To be done: Set out each line from the following listing that includes the word "antistatic".
------
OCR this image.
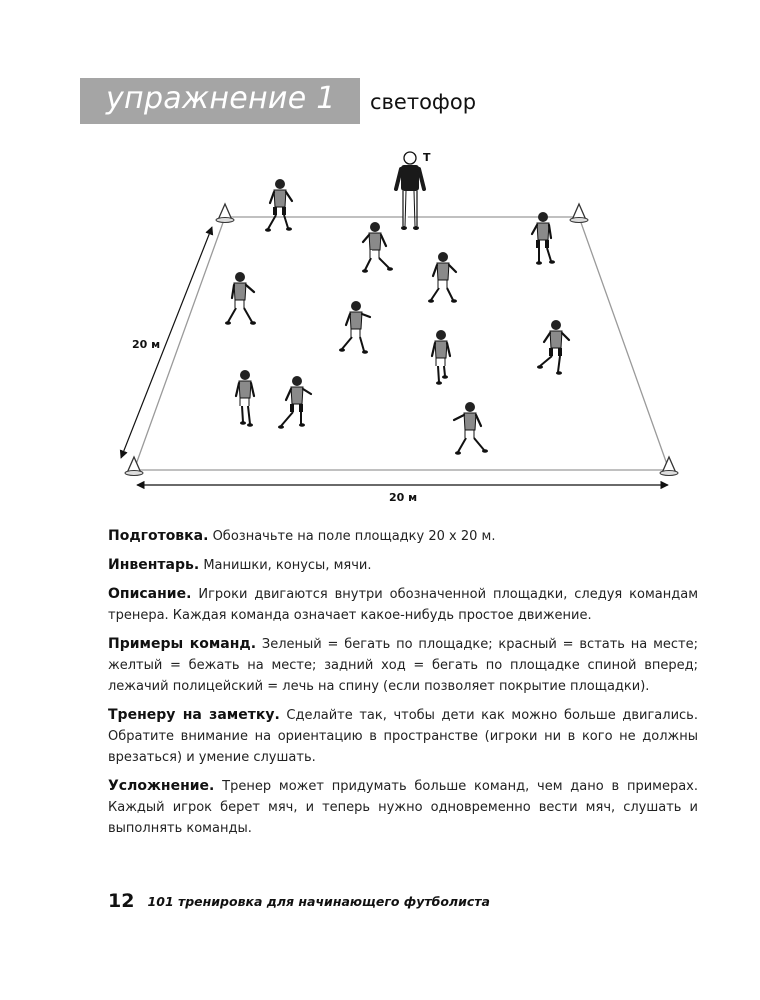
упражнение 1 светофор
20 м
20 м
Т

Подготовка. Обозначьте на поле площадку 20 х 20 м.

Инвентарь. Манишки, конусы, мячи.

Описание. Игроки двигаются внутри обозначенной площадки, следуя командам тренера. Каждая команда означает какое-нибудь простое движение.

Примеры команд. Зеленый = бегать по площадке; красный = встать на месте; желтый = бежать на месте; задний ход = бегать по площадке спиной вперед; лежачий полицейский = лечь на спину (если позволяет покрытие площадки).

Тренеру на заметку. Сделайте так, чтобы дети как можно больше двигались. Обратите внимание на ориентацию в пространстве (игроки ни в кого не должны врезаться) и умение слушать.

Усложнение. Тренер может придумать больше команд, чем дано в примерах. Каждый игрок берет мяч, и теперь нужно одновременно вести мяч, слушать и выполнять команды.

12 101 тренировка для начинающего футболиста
------
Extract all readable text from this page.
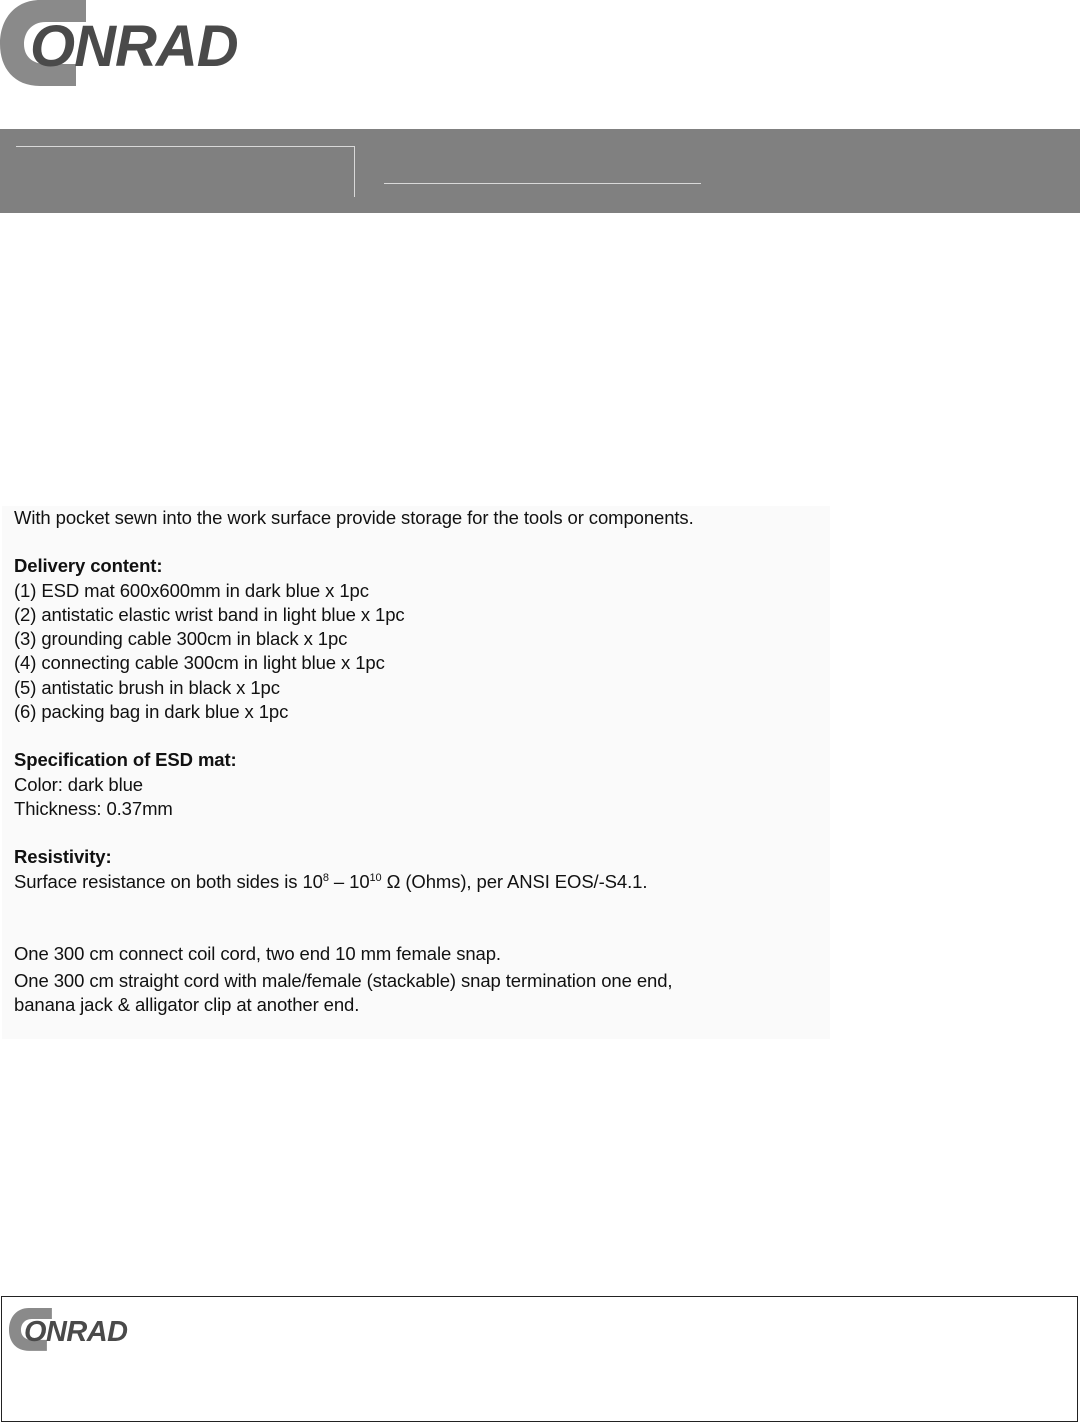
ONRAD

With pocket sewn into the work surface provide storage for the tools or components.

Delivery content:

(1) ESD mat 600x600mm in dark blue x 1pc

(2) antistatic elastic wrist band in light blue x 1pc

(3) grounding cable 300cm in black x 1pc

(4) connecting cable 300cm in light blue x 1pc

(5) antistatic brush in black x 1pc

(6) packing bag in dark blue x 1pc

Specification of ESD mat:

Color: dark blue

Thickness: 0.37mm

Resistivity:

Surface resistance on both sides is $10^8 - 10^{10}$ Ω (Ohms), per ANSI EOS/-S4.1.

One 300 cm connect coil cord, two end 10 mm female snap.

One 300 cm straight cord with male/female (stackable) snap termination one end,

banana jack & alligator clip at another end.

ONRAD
------
Result of this task:
(2) antistatic elastic wrist band in light blue x 1pc
(5) antistatic brush in black x 1pc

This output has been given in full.